Extracted data entries
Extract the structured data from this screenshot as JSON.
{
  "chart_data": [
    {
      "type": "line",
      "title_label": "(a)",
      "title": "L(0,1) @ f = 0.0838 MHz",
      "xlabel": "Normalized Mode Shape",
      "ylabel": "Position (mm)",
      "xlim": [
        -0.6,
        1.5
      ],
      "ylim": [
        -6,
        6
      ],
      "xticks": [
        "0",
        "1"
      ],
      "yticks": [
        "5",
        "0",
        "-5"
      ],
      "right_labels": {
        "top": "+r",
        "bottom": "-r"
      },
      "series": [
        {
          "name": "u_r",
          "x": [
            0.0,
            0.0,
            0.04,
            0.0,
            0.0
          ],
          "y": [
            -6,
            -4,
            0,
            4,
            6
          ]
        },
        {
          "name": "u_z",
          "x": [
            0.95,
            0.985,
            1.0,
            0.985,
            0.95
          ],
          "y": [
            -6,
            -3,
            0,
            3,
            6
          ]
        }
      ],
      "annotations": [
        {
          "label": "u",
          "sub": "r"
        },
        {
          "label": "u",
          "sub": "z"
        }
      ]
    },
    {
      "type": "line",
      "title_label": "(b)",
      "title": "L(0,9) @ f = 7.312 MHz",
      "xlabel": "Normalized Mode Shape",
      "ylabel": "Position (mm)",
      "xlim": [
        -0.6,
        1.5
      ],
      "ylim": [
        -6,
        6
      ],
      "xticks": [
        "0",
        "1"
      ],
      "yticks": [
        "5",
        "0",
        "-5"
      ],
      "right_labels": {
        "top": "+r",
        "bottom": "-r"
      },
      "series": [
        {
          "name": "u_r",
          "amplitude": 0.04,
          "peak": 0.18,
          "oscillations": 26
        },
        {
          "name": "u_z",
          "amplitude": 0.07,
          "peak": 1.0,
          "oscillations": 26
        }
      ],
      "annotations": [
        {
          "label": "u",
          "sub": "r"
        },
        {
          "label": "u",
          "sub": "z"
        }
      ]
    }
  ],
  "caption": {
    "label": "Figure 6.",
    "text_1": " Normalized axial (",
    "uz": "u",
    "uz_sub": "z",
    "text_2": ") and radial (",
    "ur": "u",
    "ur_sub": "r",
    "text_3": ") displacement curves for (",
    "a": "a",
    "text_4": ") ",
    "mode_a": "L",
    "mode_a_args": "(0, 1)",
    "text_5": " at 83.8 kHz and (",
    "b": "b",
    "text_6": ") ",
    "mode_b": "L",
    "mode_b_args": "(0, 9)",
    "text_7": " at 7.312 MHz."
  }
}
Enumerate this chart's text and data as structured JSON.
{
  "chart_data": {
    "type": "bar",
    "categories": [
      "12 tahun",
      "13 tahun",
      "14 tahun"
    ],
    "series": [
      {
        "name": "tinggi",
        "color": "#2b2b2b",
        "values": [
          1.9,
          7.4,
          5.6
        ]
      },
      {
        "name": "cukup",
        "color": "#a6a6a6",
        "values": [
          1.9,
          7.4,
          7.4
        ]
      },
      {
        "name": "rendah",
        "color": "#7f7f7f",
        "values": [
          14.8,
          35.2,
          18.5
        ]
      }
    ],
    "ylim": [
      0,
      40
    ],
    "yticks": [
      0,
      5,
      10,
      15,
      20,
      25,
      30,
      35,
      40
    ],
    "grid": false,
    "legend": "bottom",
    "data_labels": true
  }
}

▶ The request:
Set down the entries verbatim, leaving none out.

▶ Full response:
Extract the structured data from this screenshot as JSON.
{
  "chart_data": [
    {
      "type": "line",
      "title_label": "(a)",
      "title": "L(0,1) @ f = 0.0838 MHz",
      "xlabel": "Normalized Mode Shape",
      "ylabel": "Position (mm)",
      "xlim": [
        -0.6,
        1.5
      ],
      "ylim": [
        -6,
        6
      ],
      "xticks": [
        "0",
        "1"
      ],
      "yticks": [
        "5",
        "0",
        "-5"
      ],
      "right_labels": {
        "top": "+r",
        "bottom": "-r"
      },
      "series": [
        {
          "name": "u_r",
          "x": [
            0.0,
            0.0,
            0.04,
            0.0,
            0.0
          ],
          "y": [
            -6,
            -4,
            0,
            4,
            6
          ]
        },
        {
          "name": "u_z",
          "x": [
            0.95,
            0.985,
            1.0,
            0.985,
            0.95
          ],
          "y": [
            -6,
            -3,
            0,
            3,
            6
          ]
        }
      ],
      "annotations": [
        {
          "label": "u",
          "sub": "r"
        },
        {
          "label": "u",
          "sub": "z"
        }
      ]
    },
    {
      "type": "line",
      "title_label": "(b)",
      "title": "L(0,9) @ f = 7.312 MHz",
      "xlabel": "Normalized Mode Shape",
      "ylabel": "Position (mm)",
      "xlim": [
        -0.6,
        1.5
      ],
      "ylim": [
        -6,
        6
      ],
      "xticks": [
        "0",
        "1"
      ],
      "yticks": [
        "5",
        "0",
        "-5"
      ],
      "right_labels": {
        "top": "+r",
        "bottom": "-r"
      },
      "series": [
        {
          "name": "u_r",
          "amplitude": 0.04,
          "peak": 0.18,
          "oscillations": 26
        },
        {
          "name": "u_z",
          "amplitude": 0.07,
          "peak": 1.0,
          "oscillations": 26
        }
      ],
      "annotations": [
        {
          "label": "u",
          "sub": "r"
        },
        {
          "label": "u",
          "sub": "z"
        }
      ]
    }
  ],
  "caption": {
    "label": "Figure 6.",
    "text_1": " Normalized axial (",
    "uz": "u",
    "uz_sub": "z",
    "text_2": ") and radial (",
    "ur": "u",
    "ur_sub": "r",
    "text_3": ") displacement curves for (",
    "a": "a",
    "text_4": ") ",
    "mode_a": "L",
    "mode_a_args": "(0, 1)",
    "text_5": " at 83.8 kHz and (",
    "b": "b",
    "text_6": ") ",
    "mode_b": "L",
    "mode_b_args": "(0, 9)",
    "text_7": " at 7.312 MHz."
  }
}
Enumerate this chart's text and data as structured JSON.
{
  "chart_data": {
    "type": "bar",
    "categories": [
      "12 tahun",
      "13 tahun",
      "14 tahun"
    ],
    "series": [
      {
        "name": "tinggi",
        "color": "#2b2b2b",
        "values": [
          1.9,
          7.4,
          5.6
        ]
      },
      {
        "name": "cukup",
        "color": "#a6a6a6",
        "values": [
          1.9,
          7.4,
          7.4
        ]
      },
      {
        "name": "rendah",
        "color": "#7f7f7f",
        "values": [
          14.8,
          35.2,
          18.5
        ]
      }
    ],
    "ylim": [
      0,
      40
    ],
    "yticks": [
      0,
      5,
      10,
      15,
      20,
      25,
      30,
      35,
      40
    ],
    "grid": false,
    "legend": "bottom",
    "data_labels": true
  }
}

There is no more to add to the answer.